▶ [Stated problem] Copy out all of the material exactly as presented.

▶ [Material for this task]
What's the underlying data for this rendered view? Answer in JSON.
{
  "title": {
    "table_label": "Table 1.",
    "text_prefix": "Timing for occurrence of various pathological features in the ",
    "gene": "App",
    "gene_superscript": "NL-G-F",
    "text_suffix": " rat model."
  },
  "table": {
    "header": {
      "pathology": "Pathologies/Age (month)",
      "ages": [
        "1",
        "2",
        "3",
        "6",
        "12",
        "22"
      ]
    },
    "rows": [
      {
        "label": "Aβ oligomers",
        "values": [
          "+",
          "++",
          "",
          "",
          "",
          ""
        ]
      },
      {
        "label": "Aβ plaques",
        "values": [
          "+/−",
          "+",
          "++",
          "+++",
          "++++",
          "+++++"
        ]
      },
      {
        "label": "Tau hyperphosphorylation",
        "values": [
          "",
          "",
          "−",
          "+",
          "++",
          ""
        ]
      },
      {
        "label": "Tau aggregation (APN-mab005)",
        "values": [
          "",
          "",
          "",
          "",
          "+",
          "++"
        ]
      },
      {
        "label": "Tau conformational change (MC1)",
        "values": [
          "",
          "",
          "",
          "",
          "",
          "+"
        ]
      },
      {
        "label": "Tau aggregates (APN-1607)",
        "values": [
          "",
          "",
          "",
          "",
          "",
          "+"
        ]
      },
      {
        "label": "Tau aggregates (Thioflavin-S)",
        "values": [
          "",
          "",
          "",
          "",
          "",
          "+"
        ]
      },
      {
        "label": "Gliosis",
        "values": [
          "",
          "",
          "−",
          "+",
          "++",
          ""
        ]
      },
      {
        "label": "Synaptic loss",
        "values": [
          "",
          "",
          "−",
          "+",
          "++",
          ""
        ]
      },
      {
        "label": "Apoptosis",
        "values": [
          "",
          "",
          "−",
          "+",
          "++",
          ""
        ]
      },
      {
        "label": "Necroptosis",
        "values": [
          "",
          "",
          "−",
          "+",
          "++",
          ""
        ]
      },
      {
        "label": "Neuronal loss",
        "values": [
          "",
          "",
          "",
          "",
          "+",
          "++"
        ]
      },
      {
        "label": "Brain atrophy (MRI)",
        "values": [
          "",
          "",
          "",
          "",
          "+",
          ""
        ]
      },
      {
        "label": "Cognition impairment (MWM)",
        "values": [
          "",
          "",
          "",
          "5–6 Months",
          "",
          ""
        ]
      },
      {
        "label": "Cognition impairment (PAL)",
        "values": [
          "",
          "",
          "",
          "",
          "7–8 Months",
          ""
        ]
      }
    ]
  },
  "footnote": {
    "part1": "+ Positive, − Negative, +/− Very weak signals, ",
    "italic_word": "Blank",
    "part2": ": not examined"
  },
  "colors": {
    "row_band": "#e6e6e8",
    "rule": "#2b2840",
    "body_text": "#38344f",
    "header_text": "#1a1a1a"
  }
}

▶ [Output of the exercise]
What's the underlying data for this rendered view? Answer in JSON.
{
  "title": {
    "table_label": "Table 1.",
    "text_prefix": "Timing for occurrence of various pathological features in the ",
    "gene": "App",
    "gene_superscript": "NL-G-F",
    "text_suffix": " rat model."
  },
  "table": {
    "header": {
      "pathology": "Pathologies/Age (month)",
      "ages": [
        "1",
        "2",
        "3",
        "6",
        "12",
        "22"
      ]
    },
    "rows": [
      {
        "label": "Aβ oligomers",
        "values": [
          "+",
          "++",
          "",
          "",
          "",
          ""
        ]
      },
      {
        "label": "Aβ plaques",
        "values": [
          "+/−",
          "+",
          "++",
          "+++",
          "++++",
          "+++++"
        ]
      },
      {
        "label": "Tau hyperphosphorylation",
        "values": [
          "",
          "",
          "−",
          "+",
          "++",
          ""
        ]
      },
      {
        "label": "Tau aggregation (APN-mab005)",
        "values": [
          "",
          "",
          "",
          "",
          "+",
          "++"
        ]
      },
      {
        "label": "Tau conformational change (MC1)",
        "values": [
          "",
          "",
          "",
          "",
          "",
          "+"
        ]
      },
      {
        "label": "Tau aggregates (APN-1607)",
        "values": [
          "",
          "",
          "",
          "",
          "",
          "+"
        ]
      },
      {
        "label": "Tau aggregates (Thioflavin-S)",
        "values": [
          "",
          "",
          "",
          "",
          "",
          "+"
        ]
      },
      {
        "label": "Gliosis",
        "values": [
          "",
          "",
          "−",
          "+",
          "++",
          ""
        ]
      },
      {
        "label": "Synaptic loss",
        "values": [
          "",
          "",
          "−",
          "+",
          "++",
          ""
        ]
      },
      {
        "label": "Apoptosis",
        "values": [
          "",
          "",
          "−",
          "+",
          "++",
          ""
        ]
      },
      {
        "label": "Necroptosis",
        "values": [
          "",
          "",
          "−",
          "+",
          "++",
          ""
        ]
      },
      {
        "label": "Neuronal loss",
        "values": [
          "",
          "",
          "",
          "",
          "+",
          "++"
        ]
      },
      {
        "label": "Brain atrophy (MRI)",
        "values": [
          "",
          "",
          "",
          "",
          "+",
          ""
        ]
      },
      {
        "label": "Cognition impairment (MWM)",
        "values": [
          "",
          "",
          "",
          "5–6 Months",
          "",
          ""
        ]
      },
      {
        "label": "Cognition impairment (PAL)",
        "values": [
          "",
          "",
          "",
          "",
          "7–8 Months",
          ""
        ]
      }
    ]
  },
  "footnote": {
    "part1": "+ Positive, − Negative, +/− Very weak signals, ",
    "italic_word": "Blank",
    "part2": ": not examined"
  },
  "colors": {
    "row_band": "#e6e6e8",
    "rule": "#2b2840",
    "body_text": "#38344f",
    "header_text": "#1a1a1a"
  }
}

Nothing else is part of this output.